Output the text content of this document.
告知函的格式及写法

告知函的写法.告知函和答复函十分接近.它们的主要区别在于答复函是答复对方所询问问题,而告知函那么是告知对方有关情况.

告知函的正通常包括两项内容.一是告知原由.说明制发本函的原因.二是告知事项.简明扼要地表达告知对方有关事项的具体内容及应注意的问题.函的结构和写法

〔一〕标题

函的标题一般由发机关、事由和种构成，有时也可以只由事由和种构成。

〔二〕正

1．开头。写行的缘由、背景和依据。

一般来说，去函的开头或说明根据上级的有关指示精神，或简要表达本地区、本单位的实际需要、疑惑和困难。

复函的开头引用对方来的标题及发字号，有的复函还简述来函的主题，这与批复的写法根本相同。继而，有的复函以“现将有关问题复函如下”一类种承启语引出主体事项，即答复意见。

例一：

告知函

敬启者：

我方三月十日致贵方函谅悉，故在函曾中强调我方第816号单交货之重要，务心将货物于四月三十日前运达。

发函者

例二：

-- BRIEF --
Return the material in full, exactly as shown.

-- ANSWER TO THE TASK --
Output the text content of this document.
告知函的格式及写法

告知函的写法.告知函和答复函十分接近.它们的主要区别在于答复函是答复对方所询问问题,而告知函那么是告知对方有关情况.

告知函的正通常包括两项内容.一是告知原由.说明制发本函的原因.二是告知事项.简明扼要地表达告知对方有关事项的具体内容及应注意的问题.函的结构和写法

〔一〕标题

函的标题一般由发机关、事由和种构成，有时也可以只由事由和种构成。

〔二〕正

1．开头。写行的缘由、背景和依据。

一般来说，去函的开头或说明根据上级的有关指示精神，或简要表达本地区、本单位的实际需要、疑惑和困难。

复函的开头引用对方来的标题及发字号，有的复函还简述来函的主题，这与批复的写法根本相同。继而，有的复函以“现将有关问题复函如下”一类种承启语引出主体事项，即答复意见。

例一：

告知函

敬启者：

我方三月十日致贵方函谅悉，故在函曾中强调我方第816号单交货之重要，务心将货物于四月三十日前运达。

发函者

例二：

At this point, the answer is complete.